* Task input:
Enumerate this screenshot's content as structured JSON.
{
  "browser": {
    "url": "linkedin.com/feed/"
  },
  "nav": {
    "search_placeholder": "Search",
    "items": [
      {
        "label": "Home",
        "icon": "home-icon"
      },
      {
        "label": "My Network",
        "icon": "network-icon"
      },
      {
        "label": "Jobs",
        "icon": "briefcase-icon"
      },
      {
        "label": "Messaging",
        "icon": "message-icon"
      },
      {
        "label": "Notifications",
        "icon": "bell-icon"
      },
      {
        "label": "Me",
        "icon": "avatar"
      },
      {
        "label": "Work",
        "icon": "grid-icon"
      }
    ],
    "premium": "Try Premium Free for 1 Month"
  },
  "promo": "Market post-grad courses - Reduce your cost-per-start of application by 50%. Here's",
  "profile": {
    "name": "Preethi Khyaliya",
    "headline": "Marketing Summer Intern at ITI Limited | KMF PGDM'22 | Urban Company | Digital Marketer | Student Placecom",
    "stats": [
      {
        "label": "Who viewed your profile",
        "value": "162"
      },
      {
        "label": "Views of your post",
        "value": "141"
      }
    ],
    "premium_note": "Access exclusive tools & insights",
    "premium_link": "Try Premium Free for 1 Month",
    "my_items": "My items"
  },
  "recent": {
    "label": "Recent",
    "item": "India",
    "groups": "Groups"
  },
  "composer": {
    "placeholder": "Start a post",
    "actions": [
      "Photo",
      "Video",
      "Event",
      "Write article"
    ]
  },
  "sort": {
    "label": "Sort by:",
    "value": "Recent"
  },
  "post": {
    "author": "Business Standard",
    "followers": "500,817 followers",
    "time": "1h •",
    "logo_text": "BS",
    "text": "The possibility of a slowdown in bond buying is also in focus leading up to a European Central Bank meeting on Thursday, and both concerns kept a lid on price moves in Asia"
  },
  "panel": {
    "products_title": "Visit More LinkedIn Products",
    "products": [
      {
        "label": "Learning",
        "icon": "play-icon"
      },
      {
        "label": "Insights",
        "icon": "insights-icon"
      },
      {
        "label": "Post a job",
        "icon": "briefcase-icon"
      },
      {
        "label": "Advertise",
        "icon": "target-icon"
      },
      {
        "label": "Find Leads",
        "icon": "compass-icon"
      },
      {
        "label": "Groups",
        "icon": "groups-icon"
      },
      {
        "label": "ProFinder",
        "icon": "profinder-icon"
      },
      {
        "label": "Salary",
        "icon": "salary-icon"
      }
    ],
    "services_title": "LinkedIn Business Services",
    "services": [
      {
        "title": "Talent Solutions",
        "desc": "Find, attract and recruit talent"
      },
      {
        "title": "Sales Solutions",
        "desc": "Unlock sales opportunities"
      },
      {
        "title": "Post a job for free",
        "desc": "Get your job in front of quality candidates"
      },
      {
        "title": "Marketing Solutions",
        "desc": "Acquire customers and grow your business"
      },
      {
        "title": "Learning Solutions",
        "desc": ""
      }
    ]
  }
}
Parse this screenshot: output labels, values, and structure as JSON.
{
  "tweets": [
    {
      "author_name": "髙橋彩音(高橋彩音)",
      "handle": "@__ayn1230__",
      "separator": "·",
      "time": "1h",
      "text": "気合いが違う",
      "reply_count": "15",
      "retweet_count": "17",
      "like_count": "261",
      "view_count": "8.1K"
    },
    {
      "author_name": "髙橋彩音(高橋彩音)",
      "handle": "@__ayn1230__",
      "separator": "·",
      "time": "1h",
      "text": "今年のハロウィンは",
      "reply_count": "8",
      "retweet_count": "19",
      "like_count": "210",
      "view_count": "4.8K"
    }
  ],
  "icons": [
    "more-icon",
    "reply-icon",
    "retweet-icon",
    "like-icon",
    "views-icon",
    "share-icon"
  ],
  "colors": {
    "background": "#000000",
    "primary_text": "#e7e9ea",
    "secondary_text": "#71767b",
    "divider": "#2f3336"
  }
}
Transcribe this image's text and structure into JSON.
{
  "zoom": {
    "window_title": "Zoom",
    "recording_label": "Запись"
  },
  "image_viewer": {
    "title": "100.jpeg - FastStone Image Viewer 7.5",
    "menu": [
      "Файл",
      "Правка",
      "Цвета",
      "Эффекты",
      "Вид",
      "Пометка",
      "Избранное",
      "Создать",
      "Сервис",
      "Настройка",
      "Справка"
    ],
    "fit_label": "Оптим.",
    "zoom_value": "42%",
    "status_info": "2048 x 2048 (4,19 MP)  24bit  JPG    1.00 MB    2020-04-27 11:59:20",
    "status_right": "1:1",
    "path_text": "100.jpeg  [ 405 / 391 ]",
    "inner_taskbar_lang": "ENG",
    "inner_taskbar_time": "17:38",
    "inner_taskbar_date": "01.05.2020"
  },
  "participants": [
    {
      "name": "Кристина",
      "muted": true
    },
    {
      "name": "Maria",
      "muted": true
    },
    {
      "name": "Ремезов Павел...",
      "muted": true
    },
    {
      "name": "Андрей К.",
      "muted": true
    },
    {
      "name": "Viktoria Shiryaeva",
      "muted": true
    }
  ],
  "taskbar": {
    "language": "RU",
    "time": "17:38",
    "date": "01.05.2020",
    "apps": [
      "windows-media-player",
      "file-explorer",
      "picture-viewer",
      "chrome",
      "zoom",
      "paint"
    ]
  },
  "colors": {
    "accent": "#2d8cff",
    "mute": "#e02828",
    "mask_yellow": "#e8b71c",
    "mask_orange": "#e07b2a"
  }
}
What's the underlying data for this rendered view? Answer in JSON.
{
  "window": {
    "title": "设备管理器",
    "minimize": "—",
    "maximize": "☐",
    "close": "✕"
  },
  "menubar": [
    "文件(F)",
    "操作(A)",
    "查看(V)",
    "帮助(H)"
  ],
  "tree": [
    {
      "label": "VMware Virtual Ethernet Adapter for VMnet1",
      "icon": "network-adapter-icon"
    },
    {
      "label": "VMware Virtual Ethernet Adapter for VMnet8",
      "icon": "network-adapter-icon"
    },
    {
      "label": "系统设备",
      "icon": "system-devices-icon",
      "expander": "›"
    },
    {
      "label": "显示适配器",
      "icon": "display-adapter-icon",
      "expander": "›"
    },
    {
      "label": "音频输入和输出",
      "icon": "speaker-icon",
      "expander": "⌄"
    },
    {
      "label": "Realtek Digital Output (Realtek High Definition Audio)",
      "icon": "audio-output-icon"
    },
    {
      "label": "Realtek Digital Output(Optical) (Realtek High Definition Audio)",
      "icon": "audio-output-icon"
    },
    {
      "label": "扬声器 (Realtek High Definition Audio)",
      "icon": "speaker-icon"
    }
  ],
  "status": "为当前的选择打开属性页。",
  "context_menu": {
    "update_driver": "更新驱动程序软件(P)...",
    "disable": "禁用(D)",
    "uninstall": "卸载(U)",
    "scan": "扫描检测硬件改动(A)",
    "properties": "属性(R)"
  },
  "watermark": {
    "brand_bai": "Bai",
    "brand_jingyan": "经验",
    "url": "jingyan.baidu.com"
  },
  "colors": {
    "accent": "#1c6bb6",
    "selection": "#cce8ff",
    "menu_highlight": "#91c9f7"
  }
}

* Required work: Write out all of the records once more, exactly.

* Written solution:
Enumerate this screenshot's content as structured JSON.
{
  "browser": {
    "url": "linkedin.com/feed/"
  },
  "nav": {
    "search_placeholder": "Search",
    "items": [
      {
        "label": "Home",
        "icon": "home-icon"
      },
      {
        "label": "My Network",
        "icon": "network-icon"
      },
      {
        "label": "Jobs",
        "icon": "briefcase-icon"
      },
      {
        "label": "Messaging",
        "icon": "message-icon"
      },
      {
        "label": "Notifications",
        "icon": "bell-icon"
      },
      {
        "label": "Me",
        "icon": "avatar"
      },
      {
        "label": "Work",
        "icon": "grid-icon"
      }
    ],
    "premium": "Try Premium Free for 1 Month"
  },
  "promo": "Market post-grad courses - Reduce your cost-per-start of application by 50%. Here's",
  "profile": {
    "name": "Preethi Khyaliya",
    "headline": "Marketing Summer Intern at ITI Limited | KMF PGDM'22 | Urban Company | Digital Marketer | Student Placecom",
    "stats": [
      {
        "label": "Who viewed your profile",
        "value": "162"
      },
      {
        "label": "Views of your post",
        "value": "141"
      }
    ],
    "premium_note": "Access exclusive tools & insights",
    "premium_link": "Try Premium Free for 1 Month",
    "my_items": "My items"
  },
  "recent": {
    "label": "Recent",
    "item": "India",
    "groups": "Groups"
  },
  "composer": {
    "placeholder": "Start a post",
    "actions": [
      "Photo",
      "Video",
      "Event",
      "Write article"
    ]
  },
  "sort": {
    "label": "Sort by:",
    "value": "Recent"
  },
  "post": {
    "author": "Business Standard",
    "followers": "500,817 followers",
    "time": "1h •",
    "logo_text": "BS",
    "text": "The possibility of a slowdown in bond buying is also in focus leading up to a European Central Bank meeting on Thursday, and both concerns kept a lid on price moves in Asia"
  },
  "panel": {
    "products_title": "Visit More LinkedIn Products",
    "products": [
      {
        "label": "Learning",
        "icon": "play-icon"
      },
      {
        "label": "Insights",
        "icon": "insights-icon"
      },
      {
        "label": "Post a job",
        "icon": "briefcase-icon"
      },
      {
        "label": "Advertise",
        "icon": "target-icon"
      },
      {
        "label": "Find Leads",
        "icon": "compass-icon"
      },
      {
        "label": "Groups",
        "icon": "groups-icon"
      },
      {
        "label": "ProFinder",
        "icon": "profinder-icon"
      },
      {
        "label": "Salary",
        "icon": "salary-icon"
      }
    ],
    "services_title": "LinkedIn Business Services",
    "services": [
      {
        "title": "Talent Solutions",
        "desc": "Find, attract and recruit talent"
      },
      {
        "title": "Sales Solutions",
        "desc": "Unlock sales opportunities"
      },
      {
        "title": "Post a job for free",
        "desc": "Get your job in front of quality candidates"
      },
      {
        "title": "Marketing Solutions",
        "desc": "Acquire customers and grow your business"
      },
      {
        "title": "Learning Solutions",
        "desc": ""
      }
    ]
  }
}
Parse this screenshot: output labels, values, and structure as JSON.
{
  "tweets": [
    {
      "author_name": "髙橋彩音(高橋彩音)",
      "handle": "@__ayn1230__",
      "separator": "·",
      "time": "1h",
      "text": "気合いが違う",
      "reply_count": "15",
      "retweet_count": "17",
      "like_count": "261",
      "view_count": "8.1K"
    },
    {
      "author_name": "髙橋彩音(高橋彩音)",
      "handle": "@__ayn1230__",
      "separator": "·",
      "time": "1h",
      "text": "今年のハロウィンは",
      "reply_count": "8",
      "retweet_count": "19",
      "like_count": "210",
      "view_count": "4.8K"
    }
  ],
  "icons": [
    "more-icon",
    "reply-icon",
    "retweet-icon",
    "like-icon",
    "views-icon",
    "share-icon"
  ],
  "colors": {
    "background": "#000000",
    "primary_text": "#e7e9ea",
    "secondary_text": "#71767b",
    "divider": "#2f3336"
  }
}
Transcribe this image's text and structure into JSON.
{
  "zoom": {
    "window_title": "Zoom",
    "recording_label": "Запись"
  },
  "image_viewer": {
    "title": "100.jpeg - FastStone Image Viewer 7.5",
    "menu": [
      "Файл",
      "Правка",
      "Цвета",
      "Эффекты",
      "Вид",
      "Пометка",
      "Избранное",
      "Создать",
      "Сервис",
      "Настройка",
      "Справка"
    ],
    "fit_label": "Оптим.",
    "zoom_value": "42%",
    "status_info": "2048 x 2048 (4,19 MP)  24bit  JPG    1.00 MB    2020-04-27 11:59:20",
    "status_right": "1:1",
    "path_text": "100.jpeg  [ 405 / 391 ]",
    "inner_taskbar_lang": "ENG",
    "inner_taskbar_time": "17:38",
    "inner_taskbar_date": "01.05.2020"
  },
  "participants": [
    {
      "name": "Кристина",
      "muted": true
    },
    {
      "name": "Maria",
      "muted": true
    },
    {
      "name": "Ремезов Павел...",
      "muted": true
    },
    {
      "name": "Андрей К.",
      "muted": true
    },
    {
      "name": "Viktoria Shiryaeva",
      "muted": true
    }
  ],
  "taskbar": {
    "language": "RU",
    "time": "17:38",
    "date": "01.05.2020",
    "apps": [
      "windows-media-player",
      "file-explorer",
      "picture-viewer",
      "chrome",
      "zoom",
      "paint"
    ]
  },
  "colors": {
    "accent": "#2d8cff",
    "mute": "#e02828",
    "mask_yellow": "#e8b71c",
    "mask_orange": "#e07b2a"
  }
}
What's the underlying data for this rendered view? Answer in JSON.
{
  "window": {
    "title": "设备管理器",
    "minimize": "—",
    "maximize": "☐",
    "close": "✕"
  },
  "menubar": [
    "文件(F)",
    "操作(A)",
    "查看(V)",
    "帮助(H)"
  ],
  "tree": [
    {
      "label": "VMware Virtual Ethernet Adapter for VMnet1",
      "icon": "network-adapter-icon"
    },
    {
      "label": "VMware Virtual Ethernet Adapter for VMnet8",
      "icon": "network-adapter-icon"
    },
    {
      "label": "系统设备",
      "icon": "system-devices-icon",
      "expander": "›"
    },
    {
      "label": "显示适配器",
      "icon": "display-adapter-icon",
      "expander": "›"
    },
    {
      "label": "音频输入和输出",
      "icon": "speaker-icon",
      "expander": "⌄"
    },
    {
      "label": "Realtek Digital Output (Realtek High Definition Audio)",
      "icon": "audio-output-icon"
    },
    {
      "label": "Realtek Digital Output(Optical) (Realtek High Definition Audio)",
      "icon": "audio-output-icon"
    },
    {
      "label": "扬声器 (Realtek High Definition Audio)",
      "icon": "speaker-icon"
    }
  ],
  "status": "为当前的选择打开属性页。",
  "context_menu": {
    "update_driver": "更新驱动程序软件(P)...",
    "disable": "禁用(D)",
    "uninstall": "卸载(U)",
    "scan": "扫描检测硬件改动(A)",
    "properties": "属性(R)"
  },
  "watermark": {
    "brand_bai": "Bai",
    "brand_jingyan": "经验",
    "url": "jingyan.baidu.com"
  },
  "colors": {
    "accent": "#1c6bb6",
    "selection": "#cce8ff",
    "menu_highlight": "#91c9f7"
  }
}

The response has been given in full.